EXERCISE OBJECTIVE: From the listing below, pull out every line where the string "REMPLAÇANTS" appears.

Dataset entries:

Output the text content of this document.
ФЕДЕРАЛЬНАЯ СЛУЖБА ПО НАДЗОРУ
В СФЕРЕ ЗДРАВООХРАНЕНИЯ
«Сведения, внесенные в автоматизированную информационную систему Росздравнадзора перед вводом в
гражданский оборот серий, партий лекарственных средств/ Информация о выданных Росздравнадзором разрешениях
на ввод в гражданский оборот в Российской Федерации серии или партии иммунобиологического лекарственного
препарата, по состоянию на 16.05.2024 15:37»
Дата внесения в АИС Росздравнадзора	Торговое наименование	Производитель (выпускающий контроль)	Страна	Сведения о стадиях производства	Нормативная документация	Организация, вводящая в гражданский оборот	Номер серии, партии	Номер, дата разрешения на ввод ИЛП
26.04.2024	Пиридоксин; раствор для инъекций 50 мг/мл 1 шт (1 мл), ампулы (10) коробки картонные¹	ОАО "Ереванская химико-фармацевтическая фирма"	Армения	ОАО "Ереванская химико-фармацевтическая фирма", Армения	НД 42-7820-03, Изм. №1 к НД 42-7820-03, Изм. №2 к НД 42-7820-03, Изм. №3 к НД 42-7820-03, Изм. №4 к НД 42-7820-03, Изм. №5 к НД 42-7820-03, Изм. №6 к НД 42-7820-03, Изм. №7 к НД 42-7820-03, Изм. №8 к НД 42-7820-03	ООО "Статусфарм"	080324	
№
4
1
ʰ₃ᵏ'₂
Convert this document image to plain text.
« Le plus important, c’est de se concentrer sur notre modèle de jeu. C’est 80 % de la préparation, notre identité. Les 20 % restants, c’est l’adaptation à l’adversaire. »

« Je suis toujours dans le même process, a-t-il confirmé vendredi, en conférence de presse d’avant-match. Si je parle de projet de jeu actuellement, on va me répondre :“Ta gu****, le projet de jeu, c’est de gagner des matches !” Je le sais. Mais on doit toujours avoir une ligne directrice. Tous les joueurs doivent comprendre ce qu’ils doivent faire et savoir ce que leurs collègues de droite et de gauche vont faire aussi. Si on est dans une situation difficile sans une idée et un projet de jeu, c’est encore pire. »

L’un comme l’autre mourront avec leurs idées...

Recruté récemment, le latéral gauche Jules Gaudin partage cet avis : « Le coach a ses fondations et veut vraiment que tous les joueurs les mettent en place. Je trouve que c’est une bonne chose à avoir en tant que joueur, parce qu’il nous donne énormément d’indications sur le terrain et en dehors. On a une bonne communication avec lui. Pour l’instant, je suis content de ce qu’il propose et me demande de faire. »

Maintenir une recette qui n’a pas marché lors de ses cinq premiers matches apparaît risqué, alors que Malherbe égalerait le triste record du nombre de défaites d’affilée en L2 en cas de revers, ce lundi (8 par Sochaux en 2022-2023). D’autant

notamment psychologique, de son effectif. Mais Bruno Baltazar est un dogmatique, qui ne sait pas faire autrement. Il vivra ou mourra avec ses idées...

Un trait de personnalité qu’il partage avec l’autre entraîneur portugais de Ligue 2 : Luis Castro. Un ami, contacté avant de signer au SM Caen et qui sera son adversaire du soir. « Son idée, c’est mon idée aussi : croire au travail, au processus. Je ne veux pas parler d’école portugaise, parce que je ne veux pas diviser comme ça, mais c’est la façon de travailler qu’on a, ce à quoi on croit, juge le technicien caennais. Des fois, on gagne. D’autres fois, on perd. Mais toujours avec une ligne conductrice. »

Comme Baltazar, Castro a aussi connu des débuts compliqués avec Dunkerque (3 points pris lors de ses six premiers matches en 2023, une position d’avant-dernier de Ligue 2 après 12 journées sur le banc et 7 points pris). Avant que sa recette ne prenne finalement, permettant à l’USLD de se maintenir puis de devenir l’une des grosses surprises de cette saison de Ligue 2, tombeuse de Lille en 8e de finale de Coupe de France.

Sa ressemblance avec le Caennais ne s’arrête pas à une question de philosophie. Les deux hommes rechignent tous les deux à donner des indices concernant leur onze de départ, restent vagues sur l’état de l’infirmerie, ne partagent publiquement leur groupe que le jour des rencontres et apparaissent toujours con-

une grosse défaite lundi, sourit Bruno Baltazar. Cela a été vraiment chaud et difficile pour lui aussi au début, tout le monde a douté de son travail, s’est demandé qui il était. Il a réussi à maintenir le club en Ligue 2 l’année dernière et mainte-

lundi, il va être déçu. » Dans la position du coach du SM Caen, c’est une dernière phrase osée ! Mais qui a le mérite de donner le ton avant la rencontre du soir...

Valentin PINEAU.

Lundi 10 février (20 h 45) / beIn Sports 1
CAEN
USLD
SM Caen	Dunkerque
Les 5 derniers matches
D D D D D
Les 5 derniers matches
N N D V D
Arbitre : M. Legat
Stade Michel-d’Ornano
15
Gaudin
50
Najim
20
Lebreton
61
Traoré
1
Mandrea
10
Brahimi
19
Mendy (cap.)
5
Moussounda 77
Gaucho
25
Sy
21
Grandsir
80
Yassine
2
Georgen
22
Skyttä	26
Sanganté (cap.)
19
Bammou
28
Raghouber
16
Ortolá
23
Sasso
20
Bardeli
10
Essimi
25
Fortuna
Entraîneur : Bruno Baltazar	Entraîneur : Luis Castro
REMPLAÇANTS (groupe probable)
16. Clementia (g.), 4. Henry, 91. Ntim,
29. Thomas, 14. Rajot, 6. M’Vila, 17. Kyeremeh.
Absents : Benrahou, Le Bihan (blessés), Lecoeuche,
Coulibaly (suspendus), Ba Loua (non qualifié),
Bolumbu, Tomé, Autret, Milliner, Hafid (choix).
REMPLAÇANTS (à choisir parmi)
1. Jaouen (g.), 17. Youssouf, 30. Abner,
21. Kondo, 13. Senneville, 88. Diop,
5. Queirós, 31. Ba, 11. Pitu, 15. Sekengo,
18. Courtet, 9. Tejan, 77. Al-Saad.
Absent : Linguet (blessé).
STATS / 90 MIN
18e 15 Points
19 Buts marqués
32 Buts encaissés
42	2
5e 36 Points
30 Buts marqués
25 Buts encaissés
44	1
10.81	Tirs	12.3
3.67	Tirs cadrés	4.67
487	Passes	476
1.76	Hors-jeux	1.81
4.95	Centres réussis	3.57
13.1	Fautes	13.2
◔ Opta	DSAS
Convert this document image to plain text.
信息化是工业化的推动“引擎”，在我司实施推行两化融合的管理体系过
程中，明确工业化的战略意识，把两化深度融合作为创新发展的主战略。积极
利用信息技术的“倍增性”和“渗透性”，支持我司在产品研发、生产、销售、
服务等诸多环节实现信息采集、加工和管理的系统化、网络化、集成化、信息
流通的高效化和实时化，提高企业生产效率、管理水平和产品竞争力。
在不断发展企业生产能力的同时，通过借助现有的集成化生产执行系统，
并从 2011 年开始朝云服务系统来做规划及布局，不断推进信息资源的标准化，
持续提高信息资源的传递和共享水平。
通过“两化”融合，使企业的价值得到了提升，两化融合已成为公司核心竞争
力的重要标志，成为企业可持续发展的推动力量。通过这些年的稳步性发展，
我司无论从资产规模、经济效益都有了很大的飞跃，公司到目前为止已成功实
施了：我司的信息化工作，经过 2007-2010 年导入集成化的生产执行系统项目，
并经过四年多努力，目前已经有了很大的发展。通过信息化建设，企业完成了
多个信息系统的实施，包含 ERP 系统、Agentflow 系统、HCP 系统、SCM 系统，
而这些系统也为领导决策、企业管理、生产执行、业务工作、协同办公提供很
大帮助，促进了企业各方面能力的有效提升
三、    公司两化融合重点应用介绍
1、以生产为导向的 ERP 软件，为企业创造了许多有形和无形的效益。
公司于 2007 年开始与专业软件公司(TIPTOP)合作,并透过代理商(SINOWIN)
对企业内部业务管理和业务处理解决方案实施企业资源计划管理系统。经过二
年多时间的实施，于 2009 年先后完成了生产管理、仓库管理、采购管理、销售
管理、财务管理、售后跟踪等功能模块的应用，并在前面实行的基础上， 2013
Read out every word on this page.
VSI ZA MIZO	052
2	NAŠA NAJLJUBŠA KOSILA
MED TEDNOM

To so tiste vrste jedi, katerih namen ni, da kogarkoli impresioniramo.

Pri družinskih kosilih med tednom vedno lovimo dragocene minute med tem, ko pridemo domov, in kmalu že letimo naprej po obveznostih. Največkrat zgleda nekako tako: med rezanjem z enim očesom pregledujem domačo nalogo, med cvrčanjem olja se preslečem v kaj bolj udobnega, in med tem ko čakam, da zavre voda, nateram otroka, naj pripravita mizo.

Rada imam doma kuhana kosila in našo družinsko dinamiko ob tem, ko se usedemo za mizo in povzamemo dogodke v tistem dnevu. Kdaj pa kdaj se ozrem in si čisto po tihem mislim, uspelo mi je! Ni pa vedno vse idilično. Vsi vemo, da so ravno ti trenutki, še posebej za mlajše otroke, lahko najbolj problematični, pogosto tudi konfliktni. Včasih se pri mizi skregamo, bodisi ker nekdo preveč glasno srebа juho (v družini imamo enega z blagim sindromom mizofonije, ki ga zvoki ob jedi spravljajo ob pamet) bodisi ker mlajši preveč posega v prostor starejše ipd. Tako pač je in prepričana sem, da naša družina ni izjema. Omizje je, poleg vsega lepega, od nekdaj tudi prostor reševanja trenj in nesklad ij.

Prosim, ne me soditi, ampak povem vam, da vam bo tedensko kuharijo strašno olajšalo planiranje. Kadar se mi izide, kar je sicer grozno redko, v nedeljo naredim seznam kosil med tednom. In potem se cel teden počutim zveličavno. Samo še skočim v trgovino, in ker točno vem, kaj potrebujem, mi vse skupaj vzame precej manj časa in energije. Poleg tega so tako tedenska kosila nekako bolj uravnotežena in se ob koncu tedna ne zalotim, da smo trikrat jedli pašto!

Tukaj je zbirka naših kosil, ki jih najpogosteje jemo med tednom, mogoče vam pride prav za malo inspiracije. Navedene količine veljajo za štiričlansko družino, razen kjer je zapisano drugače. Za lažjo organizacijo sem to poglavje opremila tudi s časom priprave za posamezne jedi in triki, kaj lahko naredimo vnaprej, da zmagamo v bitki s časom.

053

FINAL ANSWER:
REMPLAÇANTS (groupe probable)
REMPLAÇANTS (à choisir parmi)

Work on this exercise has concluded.